OPDRACHT 1
Geef uit het fragment over de- en het-woorden letterlijk het stuk weer dat begint bij de woorden "Bij ‘het’ hoort" en stopt na "weg naar Lethe’.".

○ ○ ○

Bij ‘het’ hoort ‘zijn’, maar ook, zonder lidwoord, een onverbogen adjectief. Dat kan helpen om in een aantal gevallen, waar ‘de’ en ‘het’ wisselen, uit te maken, wat de spreker eigenlijk wilde zeggen. Volgens de woordenboeken zijn leem, graniet e.d. stoffelijke zelfstandige naamwoorden, dus het-woorden. ‘Wie over het brandend heet bazalt/wijst mij de weg naar Lethe’.
Maar ieder die uit hoofde van zijn vak over bazalt spreekt, zegt ‘de bazalt’. Koenen placht dat op te lossen door te schrijven ‘bazalt(rots)’. In feite is voor de aardwetenschapper niet de stof, maar het ruimtelijke object, het voorkomen, beslissend. Van tijd tot tijd echter slaat zo iemand een woordenboek na, of herinnert zich zijn taalles, en dan krijgen we (o.a. in Zonneveld's ‘Van de bergen tot de zee’): ‘Het leem...’. Maar de natuur is sterker dan de leer, zodat we enkele regels verder lezen: ‘Rode keileem’, hetgeen aantoont dat de schrijver het woord als de-woord voelt.

○ ○ ○

OPDRACHT 2
Geef van de records hieronder letterlijk de regels terug vanaf het begin van de records tot en met de regel die "toolbar-item[interactable]: Edit bbox=[628, 136, 671, 152]" bevat, en verder niets.

○ ○ ○

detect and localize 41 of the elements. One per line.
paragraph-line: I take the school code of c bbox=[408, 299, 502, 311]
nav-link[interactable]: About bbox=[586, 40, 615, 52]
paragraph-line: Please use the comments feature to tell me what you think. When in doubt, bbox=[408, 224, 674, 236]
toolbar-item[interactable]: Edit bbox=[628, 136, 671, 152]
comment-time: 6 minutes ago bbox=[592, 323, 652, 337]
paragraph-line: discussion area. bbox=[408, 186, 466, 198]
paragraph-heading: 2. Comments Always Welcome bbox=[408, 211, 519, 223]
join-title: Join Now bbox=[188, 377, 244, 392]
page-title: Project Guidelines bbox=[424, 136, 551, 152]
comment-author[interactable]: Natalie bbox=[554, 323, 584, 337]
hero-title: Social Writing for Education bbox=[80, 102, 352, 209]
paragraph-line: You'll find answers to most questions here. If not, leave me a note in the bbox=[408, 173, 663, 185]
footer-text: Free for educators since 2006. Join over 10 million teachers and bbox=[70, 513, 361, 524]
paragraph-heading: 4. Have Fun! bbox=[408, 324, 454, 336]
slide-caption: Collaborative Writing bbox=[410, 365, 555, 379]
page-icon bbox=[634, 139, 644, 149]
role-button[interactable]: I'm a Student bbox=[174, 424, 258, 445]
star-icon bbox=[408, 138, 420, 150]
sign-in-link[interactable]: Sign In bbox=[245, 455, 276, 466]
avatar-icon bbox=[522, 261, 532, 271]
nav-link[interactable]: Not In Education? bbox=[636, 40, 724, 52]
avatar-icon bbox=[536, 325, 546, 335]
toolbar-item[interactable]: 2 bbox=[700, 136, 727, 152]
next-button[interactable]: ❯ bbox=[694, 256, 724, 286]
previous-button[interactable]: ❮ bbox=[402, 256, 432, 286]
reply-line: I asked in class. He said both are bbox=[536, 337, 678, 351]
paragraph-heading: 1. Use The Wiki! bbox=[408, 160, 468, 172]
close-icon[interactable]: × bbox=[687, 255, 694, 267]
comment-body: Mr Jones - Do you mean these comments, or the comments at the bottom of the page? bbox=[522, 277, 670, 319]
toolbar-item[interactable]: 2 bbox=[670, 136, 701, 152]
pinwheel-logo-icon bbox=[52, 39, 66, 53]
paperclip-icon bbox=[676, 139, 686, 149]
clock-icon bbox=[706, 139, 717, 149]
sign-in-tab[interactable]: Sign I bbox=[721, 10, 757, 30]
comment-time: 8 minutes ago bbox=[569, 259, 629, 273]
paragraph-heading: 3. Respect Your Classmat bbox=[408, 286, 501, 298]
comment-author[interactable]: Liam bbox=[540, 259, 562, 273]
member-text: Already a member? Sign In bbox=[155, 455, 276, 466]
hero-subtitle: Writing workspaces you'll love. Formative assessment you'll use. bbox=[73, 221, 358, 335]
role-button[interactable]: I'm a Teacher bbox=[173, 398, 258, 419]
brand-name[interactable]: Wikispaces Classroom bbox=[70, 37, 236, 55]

○ ○ ○

EINDANTWOORD 1
Bij ‘het’ hoort ‘zijn’, maar ook, zonder lidwoord, een onverbogen adjectief. Dat kan helpen om in een aantal gevallen, waar ‘de’ en ‘het’ wisselen, uit te maken, wat de spreker eigenlijk wilde zeggen. Volgens de woordenboeken zijn leem, graniet e.d. stoffelijke zelfstandige naamwoorden, dus het-woorden. ‘Wie over het brandend heet bazalt/wijst mij de weg naar Lethe’.

EINDANTWOORD 2
detect and localize 41 of the elements. One per line.
paragraph-line: I take the school code of c bbox=[408, 299, 502, 311]
nav-link[interactable]: About bbox=[586, 40, 615, 52]
paragraph-line: Please use the comments feature to tell me what you think. When in doubt, bbox=[408, 224, 674, 236]
toolbar-item[interactable]: Edit bbox=[628, 136, 671, 152]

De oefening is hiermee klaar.